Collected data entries
## Start

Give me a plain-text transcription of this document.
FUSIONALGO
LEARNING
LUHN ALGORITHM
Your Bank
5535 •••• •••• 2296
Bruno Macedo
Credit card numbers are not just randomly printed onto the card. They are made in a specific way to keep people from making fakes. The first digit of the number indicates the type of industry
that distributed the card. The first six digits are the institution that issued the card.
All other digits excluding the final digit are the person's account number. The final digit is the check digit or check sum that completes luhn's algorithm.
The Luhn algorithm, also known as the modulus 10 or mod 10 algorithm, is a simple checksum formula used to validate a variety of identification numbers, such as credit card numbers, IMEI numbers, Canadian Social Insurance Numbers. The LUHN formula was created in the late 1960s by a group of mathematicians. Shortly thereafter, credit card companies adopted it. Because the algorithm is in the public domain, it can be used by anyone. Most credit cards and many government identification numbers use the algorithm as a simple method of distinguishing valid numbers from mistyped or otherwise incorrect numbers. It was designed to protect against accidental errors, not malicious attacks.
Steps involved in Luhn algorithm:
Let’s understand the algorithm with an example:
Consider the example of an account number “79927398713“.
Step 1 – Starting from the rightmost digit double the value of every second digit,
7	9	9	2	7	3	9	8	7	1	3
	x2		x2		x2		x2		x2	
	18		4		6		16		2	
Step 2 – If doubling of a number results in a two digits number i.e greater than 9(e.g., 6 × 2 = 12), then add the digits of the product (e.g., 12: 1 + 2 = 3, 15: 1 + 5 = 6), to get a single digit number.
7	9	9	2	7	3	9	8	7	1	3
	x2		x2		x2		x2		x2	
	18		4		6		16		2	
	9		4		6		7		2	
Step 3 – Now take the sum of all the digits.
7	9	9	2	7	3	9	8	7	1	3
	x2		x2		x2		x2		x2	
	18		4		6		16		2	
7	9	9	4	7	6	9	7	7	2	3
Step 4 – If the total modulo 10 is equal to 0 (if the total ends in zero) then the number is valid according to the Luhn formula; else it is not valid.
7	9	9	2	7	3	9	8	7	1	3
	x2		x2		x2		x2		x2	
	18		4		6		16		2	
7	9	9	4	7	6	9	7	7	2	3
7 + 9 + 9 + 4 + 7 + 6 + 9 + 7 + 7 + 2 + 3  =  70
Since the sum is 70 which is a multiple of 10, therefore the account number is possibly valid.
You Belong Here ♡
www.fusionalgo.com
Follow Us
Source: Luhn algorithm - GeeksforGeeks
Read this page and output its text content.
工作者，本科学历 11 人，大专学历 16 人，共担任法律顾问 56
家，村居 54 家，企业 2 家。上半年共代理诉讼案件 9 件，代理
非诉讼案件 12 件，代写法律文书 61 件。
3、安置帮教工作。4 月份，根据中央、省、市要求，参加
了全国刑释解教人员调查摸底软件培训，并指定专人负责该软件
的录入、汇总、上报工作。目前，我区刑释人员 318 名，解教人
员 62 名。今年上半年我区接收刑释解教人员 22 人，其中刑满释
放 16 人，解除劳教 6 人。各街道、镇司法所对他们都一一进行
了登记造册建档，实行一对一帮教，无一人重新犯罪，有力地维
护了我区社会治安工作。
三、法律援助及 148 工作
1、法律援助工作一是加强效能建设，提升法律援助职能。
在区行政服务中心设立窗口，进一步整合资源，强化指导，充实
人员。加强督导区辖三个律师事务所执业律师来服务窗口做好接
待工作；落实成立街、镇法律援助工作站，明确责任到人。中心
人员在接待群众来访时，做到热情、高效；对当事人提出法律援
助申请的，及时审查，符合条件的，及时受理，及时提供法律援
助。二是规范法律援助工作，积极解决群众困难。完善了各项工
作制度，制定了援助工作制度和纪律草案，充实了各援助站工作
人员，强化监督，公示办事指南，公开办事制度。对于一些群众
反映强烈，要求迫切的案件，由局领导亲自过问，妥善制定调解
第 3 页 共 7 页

## End

▶ [Problem requirements]: Every line of the material must be returned exactly as it appears.

▶ [Reply to the exercise]:
Give me a plain-text transcription of this document.
FUSIONALGO
LEARNING
LUHN ALGORITHM
Your Bank
5535 •••• •••• 2296
Bruno Macedo
Credit card numbers are not just randomly printed onto the card. They are made in a specific way to keep people from making fakes. The first digit of the number indicates the type of industry
that distributed the card. The first six digits are the institution that issued the card.
All other digits excluding the final digit are the person's account number. The final digit is the check digit or check sum that completes luhn's algorithm.
The Luhn algorithm, also known as the modulus 10 or mod 10 algorithm, is a simple checksum formula used to validate a variety of identification numbers, such as credit card numbers, IMEI numbers, Canadian Social Insurance Numbers. The LUHN formula was created in the late 1960s by a group of mathematicians. Shortly thereafter, credit card companies adopted it. Because the algorithm is in the public domain, it can be used by anyone. Most credit cards and many government identification numbers use the algorithm as a simple method of distinguishing valid numbers from mistyped or otherwise incorrect numbers. It was designed to protect against accidental errors, not malicious attacks.
Steps involved in Luhn algorithm:
Let’s understand the algorithm with an example:
Consider the example of an account number “79927398713“.
Step 1 – Starting from the rightmost digit double the value of every second digit,
7	9	9	2	7	3	9	8	7	1	3
	x2		x2		x2		x2		x2	
	18		4		6		16		2	
Step 2 – If doubling of a number results in a two digits number i.e greater than 9(e.g., 6 × 2 = 12), then add the digits of the product (e.g., 12: 1 + 2 = 3, 15: 1 + 5 = 6), to get a single digit number.
7	9	9	2	7	3	9	8	7	1	3
	x2		x2		x2		x2		x2	
	18		4		6		16		2	
	9		4		6		7		2	
Step 3 – Now take the sum of all the digits.
7	9	9	2	7	3	9	8	7	1	3
	x2		x2		x2		x2		x2	
	18		4		6		16		2	
7	9	9	4	7	6	9	7	7	2	3
Step 4 – If the total modulo 10 is equal to 0 (if the total ends in zero) then the number is valid according to the Luhn formula; else it is not valid.
7	9	9	2	7	3	9	8	7	1	3
	x2		x2		x2		x2		x2	
	18		4		6		16		2	
7	9	9	4	7	6	9	7	7	2	3
7 + 9 + 9 + 4 + 7 + 6 + 9 + 7 + 7 + 2 + 3  =  70
Since the sum is 70 which is a multiple of 10, therefore the account number is possibly valid.
You Belong Here ♡
www.fusionalgo.com
Follow Us
Source: Luhn algorithm - GeeksforGeeks
Read this page and output its text content.
工作者，本科学历 11 人，大专学历 16 人，共担任法律顾问 56
家，村居 54 家，企业 2 家。上半年共代理诉讼案件 9 件，代理
非诉讼案件 12 件，代写法律文书 61 件。
3、安置帮教工作。4 月份，根据中央、省、市要求，参加
了全国刑释解教人员调查摸底软件培训，并指定专人负责该软件
的录入、汇总、上报工作。目前，我区刑释人员 318 名，解教人
员 62 名。今年上半年我区接收刑释解教人员 22 人，其中刑满释
放 16 人，解除劳教 6 人。各街道、镇司法所对他们都一一进行
了登记造册建档，实行一对一帮教，无一人重新犯罪，有力地维
护了我区社会治安工作。
三、法律援助及 148 工作
1、法律援助工作一是加强效能建设，提升法律援助职能。
在区行政服务中心设立窗口，进一步整合资源，强化指导，充实
人员。加强督导区辖三个律师事务所执业律师来服务窗口做好接
待工作；落实成立街、镇法律援助工作站，明确责任到人。中心
人员在接待群众来访时，做到热情、高效；对当事人提出法律援
助申请的，及时审查，符合条件的，及时受理，及时提供法律援
助。二是规范法律援助工作，积极解决群众困难。完善了各项工
作制度，制定了援助工作制度和纪律草案，充实了各援助站工作
人员，强化监督，公示办事指南，公开办事制度。对于一些群众
反映强烈，要求迫切的案件，由局领导亲自过问，妥善制定调解
第 3 页 共 7 页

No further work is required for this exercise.